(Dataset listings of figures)
┄┄┄┄┄┄

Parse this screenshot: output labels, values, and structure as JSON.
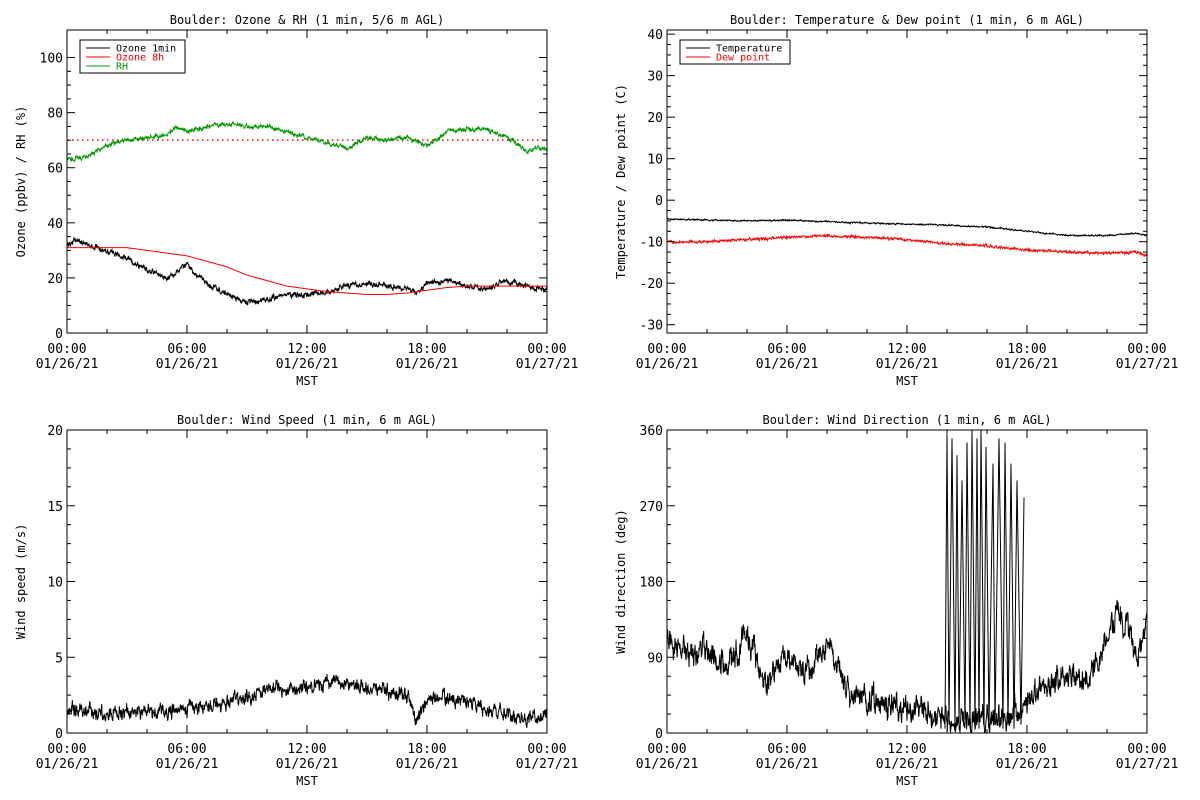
{
  "figure": {
    "background": "#ffffff",
    "axis_color": "#000000"
  },
  "chart_data": [
    {
      "id": "ozone_rh",
      "type": "line",
      "title": "Boulder: Ozone & RH (1 min, 5/6 m AGL)",
      "ylabel": "Ozone (ppbv) / RH (%)",
      "xlabel": "MST",
      "xlim": [
        0,
        24
      ],
      "ylim": [
        0,
        110
      ],
      "y_ticks": [
        0,
        20,
        40,
        60,
        80,
        100
      ],
      "x_tick_labels": [
        {
          "x": 0,
          "time": "00:00",
          "date": "01/26/21"
        },
        {
          "x": 6,
          "time": "06:00",
          "date": "01/26/21"
        },
        {
          "x": 12,
          "time": "12:00",
          "date": "01/26/21"
        },
        {
          "x": 18,
          "time": "18:00",
          "date": "01/26/21"
        },
        {
          "x": 24,
          "time": "00:00",
          "date": "01/27/21"
        }
      ],
      "legend": {
        "placement": "top-left",
        "entries": [
          {
            "label": "Ozone 1min",
            "color": "#000000"
          },
          {
            "label": "Ozone 8h",
            "color": "#ff0000"
          },
          {
            "label": "RH",
            "color": "#009900"
          }
        ]
      },
      "reference_lines": [
        {
          "y": 70,
          "color": "#ff0000",
          "style": "dotted"
        }
      ],
      "series": [
        {
          "name": "Ozone 1min",
          "color": "#000000",
          "noise": 1.2,
          "x": [
            0,
            0.5,
            1,
            2,
            3,
            4,
            5,
            5.5,
            6,
            6.5,
            7,
            8,
            9,
            10,
            11,
            12,
            13,
            14,
            15,
            16,
            17,
            17.5,
            18,
            19,
            20,
            21,
            22,
            23,
            24
          ],
          "y": [
            32,
            34,
            32,
            30,
            27,
            23,
            20,
            22,
            25,
            21,
            18,
            14,
            11,
            12,
            14,
            14,
            15,
            17,
            18,
            17,
            16,
            14,
            18,
            19,
            17,
            16,
            19,
            17,
            16
          ]
        },
        {
          "name": "Ozone 8h",
          "color": "#ff0000",
          "noise": 0,
          "x": [
            0,
            1,
            2,
            3,
            4,
            5,
            6,
            7,
            8,
            9,
            10,
            11,
            12,
            13,
            14,
            15,
            16,
            17,
            18,
            19,
            20,
            21,
            22,
            23,
            24
          ],
          "y": [
            31,
            31,
            31,
            31,
            30,
            29,
            28,
            26,
            24,
            21,
            19,
            17,
            16,
            15,
            14.5,
            14,
            14,
            14.5,
            15.5,
            16.5,
            17,
            17,
            17,
            17,
            17
          ]
        },
        {
          "name": "RH",
          "color": "#009900",
          "noise": 0.9,
          "x": [
            0,
            1,
            2,
            3,
            4,
            5,
            5.5,
            6,
            7,
            8,
            9,
            10,
            11,
            12,
            13,
            14,
            15,
            16,
            17,
            18,
            19,
            20,
            21,
            22,
            23,
            23.5,
            24
          ],
          "y": [
            63,
            64,
            68,
            70,
            71,
            72,
            75,
            73,
            75,
            76,
            75,
            75,
            73,
            71,
            69,
            67,
            71,
            70,
            71,
            68,
            73,
            74,
            74,
            71,
            66,
            67,
            67
          ]
        }
      ]
    },
    {
      "id": "temp_dew",
      "type": "line",
      "title": "Boulder: Temperature & Dew point (1 min, 6 m AGL)",
      "ylabel": "Temperature / Dew point (C)",
      "xlabel": "MST",
      "xlim": [
        0,
        24
      ],
      "ylim": [
        -32,
        41
      ],
      "y_ticks": [
        -30,
        -20,
        -10,
        0,
        10,
        20,
        30,
        40
      ],
      "x_tick_labels": [
        {
          "x": 0,
          "time": "00:00",
          "date": "01/26/21"
        },
        {
          "x": 6,
          "time": "06:00",
          "date": "01/26/21"
        },
        {
          "x": 12,
          "time": "12:00",
          "date": "01/26/21"
        },
        {
          "x": 18,
          "time": "18:00",
          "date": "01/26/21"
        },
        {
          "x": 24,
          "time": "00:00",
          "date": "01/27/21"
        }
      ],
      "legend": {
        "placement": "top-left",
        "entries": [
          {
            "label": "Temperature",
            "color": "#000000"
          },
          {
            "label": "Dew point",
            "color": "#ff0000"
          }
        ]
      },
      "reference_lines": [],
      "series": [
        {
          "name": "Temperature",
          "color": "#000000",
          "noise": 0.2,
          "x": [
            0,
            2,
            4,
            6,
            8,
            10,
            12,
            14,
            16,
            18,
            20,
            22,
            23.5,
            24
          ],
          "y": [
            -4.5,
            -4.8,
            -5.0,
            -4.8,
            -5.2,
            -5.5,
            -5.8,
            -6.0,
            -6.5,
            -7.5,
            -8.5,
            -8.5,
            -8.0,
            -8.5
          ]
        },
        {
          "name": "Dew point",
          "color": "#ff0000",
          "noise": 0.35,
          "x": [
            0,
            2,
            4,
            6,
            8,
            10,
            12,
            14,
            16,
            18,
            20,
            22,
            23.5,
            24
          ],
          "y": [
            -10,
            -10,
            -9.5,
            -9.0,
            -8.5,
            -9.0,
            -9.5,
            -10.5,
            -11.0,
            -12.0,
            -12.5,
            -12.8,
            -12.5,
            -13.5
          ]
        }
      ]
    },
    {
      "id": "wind_speed",
      "type": "line",
      "title": "Boulder: Wind Speed (1 min, 6 m AGL)",
      "ylabel": "Wind speed (m/s)",
      "xlabel": "MST",
      "xlim": [
        0,
        24
      ],
      "ylim": [
        0,
        20
      ],
      "y_ticks": [
        0,
        5,
        10,
        15,
        20
      ],
      "x_tick_labels": [
        {
          "x": 0,
          "time": "00:00",
          "date": "01/26/21"
        },
        {
          "x": 6,
          "time": "06:00",
          "date": "01/26/21"
        },
        {
          "x": 12,
          "time": "12:00",
          "date": "01/26/21"
        },
        {
          "x": 18,
          "time": "18:00",
          "date": "01/26/21"
        },
        {
          "x": 24,
          "time": "00:00",
          "date": "01/27/21"
        }
      ],
      "legend": null,
      "reference_lines": [],
      "series": [
        {
          "name": "",
          "color": "#000000",
          "noise": 0.55,
          "x": [
            0,
            2,
            4,
            6,
            7,
            8,
            9,
            10,
            11,
            12,
            13,
            14,
            15,
            16,
            17,
            17.5,
            18,
            19,
            20,
            21,
            22,
            23,
            24
          ],
          "y": [
            1.5,
            1.3,
            1.4,
            1.6,
            1.8,
            2.0,
            2.3,
            3.0,
            3.0,
            3.0,
            3.2,
            3.3,
            3.0,
            2.7,
            2.5,
            0.8,
            2.3,
            2.3,
            2.0,
            1.5,
            1.2,
            0.9,
            1.4
          ]
        }
      ]
    },
    {
      "id": "wind_dir",
      "type": "line",
      "title": "Boulder: Wind Direction (1 min, 6 m AGL)",
      "ylabel": "Wind direction (deg)",
      "xlabel": "MST",
      "xlim": [
        0,
        24
      ],
      "ylim": [
        0,
        360
      ],
      "y_ticks": [
        0,
        90,
        180,
        270,
        360
      ],
      "x_tick_labels": [
        {
          "x": 0,
          "time": "00:00",
          "date": "01/26/21"
        },
        {
          "x": 6,
          "time": "06:00",
          "date": "01/26/21"
        },
        {
          "x": 12,
          "time": "12:00",
          "date": "01/26/21"
        },
        {
          "x": 18,
          "time": "18:00",
          "date": "01/26/21"
        },
        {
          "x": 24,
          "time": "00:00",
          "date": "01/27/21"
        }
      ],
      "legend": null,
      "reference_lines": [],
      "series": [
        {
          "name": "",
          "color": "#000000",
          "noise": 18,
          "x": [
            0,
            1,
            2,
            3,
            4,
            5,
            6,
            7,
            8,
            9,
            10,
            11,
            12,
            13,
            14,
            15,
            16,
            17,
            18,
            19,
            20,
            21,
            22,
            22.5,
            23,
            23.5,
            24
          ],
          "y": [
            110,
            90,
            100,
            80,
            115,
            60,
            95,
            70,
            110,
            50,
            40,
            35,
            30,
            25,
            15,
            15,
            15,
            15,
            35,
            55,
            70,
            60,
            110,
            140,
            130,
            90,
            140
          ]
        },
        {
          "name": "",
          "color": "#000000",
          "noise": 0,
          "x": [
            13.9,
            14.0,
            14.1,
            14.25,
            14.4,
            14.5,
            14.6,
            14.75,
            14.9,
            15.0,
            15.15,
            15.25,
            15.4,
            15.5,
            15.6,
            15.7,
            15.85,
            15.95,
            16.1,
            16.3,
            16.4,
            16.6,
            16.8,
            16.9,
            17.05,
            17.2,
            17.35,
            17.5,
            17.7,
            17.85
          ],
          "y": [
            5,
            355,
            10,
            350,
            5,
            330,
            10,
            300,
            8,
            345,
            5,
            360,
            10,
            350,
            5,
            360,
            8,
            340,
            5,
            320,
            10,
            350,
            5,
            345,
            10,
            320,
            5,
            300,
            10,
            280
          ]
        }
      ]
    }
  ]
}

┄┄┄┄┄┄

* [WHAT IS REQUIRED] Search the entries for the word "ylabel" and pick out every line that holds it.

* [EXERCISE RESPONSE]
      "ylabel": "Ozone (ppbv) / RH (%)",
      "ylabel": "Temperature / Dew point (C)",
      "ylabel": "Wind speed (m/s)",
      "ylabel": "Wind direction (deg)",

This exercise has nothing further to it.